# [Exercise]
All of the material below is to be returned exactly.

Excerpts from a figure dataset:
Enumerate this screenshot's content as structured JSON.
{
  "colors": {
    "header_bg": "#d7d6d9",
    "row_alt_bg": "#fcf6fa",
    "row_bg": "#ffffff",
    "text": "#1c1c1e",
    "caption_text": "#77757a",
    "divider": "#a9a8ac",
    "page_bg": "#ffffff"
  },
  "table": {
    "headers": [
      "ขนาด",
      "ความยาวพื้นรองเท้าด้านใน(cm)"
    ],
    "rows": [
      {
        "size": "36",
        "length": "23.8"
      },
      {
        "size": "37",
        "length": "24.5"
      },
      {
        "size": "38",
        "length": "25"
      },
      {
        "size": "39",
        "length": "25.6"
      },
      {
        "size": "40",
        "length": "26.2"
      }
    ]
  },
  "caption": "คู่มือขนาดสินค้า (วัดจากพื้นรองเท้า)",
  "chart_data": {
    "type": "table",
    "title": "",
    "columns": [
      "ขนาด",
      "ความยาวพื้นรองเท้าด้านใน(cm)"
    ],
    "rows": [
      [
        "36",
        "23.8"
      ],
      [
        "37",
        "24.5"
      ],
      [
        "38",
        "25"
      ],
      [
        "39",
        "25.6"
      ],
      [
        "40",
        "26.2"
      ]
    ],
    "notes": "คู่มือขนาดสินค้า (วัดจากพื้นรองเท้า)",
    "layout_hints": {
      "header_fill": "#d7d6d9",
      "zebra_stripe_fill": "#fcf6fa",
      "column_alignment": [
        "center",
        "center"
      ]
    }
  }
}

# [The solution]
Enumerate this screenshot's content as structured JSON.
{
  "colors": {
    "header_bg": "#d7d6d9",
    "row_alt_bg": "#fcf6fa",
    "row_bg": "#ffffff",
    "text": "#1c1c1e",
    "caption_text": "#77757a",
    "divider": "#a9a8ac",
    "page_bg": "#ffffff"
  },
  "table": {
    "headers": [
      "ขนาด",
      "ความยาวพื้นรองเท้าด้านใน(cm)"
    ],
    "rows": [
      {
        "size": "36",
        "length": "23.8"
      },
      {
        "size": "37",
        "length": "24.5"
      },
      {
        "size": "38",
        "length": "25"
      },
      {
        "size": "39",
        "length": "25.6"
      },
      {
        "size": "40",
        "length": "26.2"
      }
    ]
  },
  "caption": "คู่มือขนาดสินค้า (วัดจากพื้นรองเท้า)",
  "chart_data": {
    "type": "table",
    "title": "",
    "columns": [
      "ขนาด",
      "ความยาวพื้นรองเท้าด้านใน(cm)"
    ],
    "rows": [
      [
        "36",
        "23.8"
      ],
      [
        "37",
        "24.5"
      ],
      [
        "38",
        "25"
      ],
      [
        "39",
        "25.6"
      ],
      [
        "40",
        "26.2"
      ]
    ],
    "notes": "คู่มือขนาดสินค้า (วัดจากพื้นรองเท้า)",
    "layout_hints": {
      "header_fill": "#d7d6d9",
      "zebra_stripe_fill": "#fcf6fa",
      "column_alignment": [
        "center",
        "center"
      ]
    }
  }
}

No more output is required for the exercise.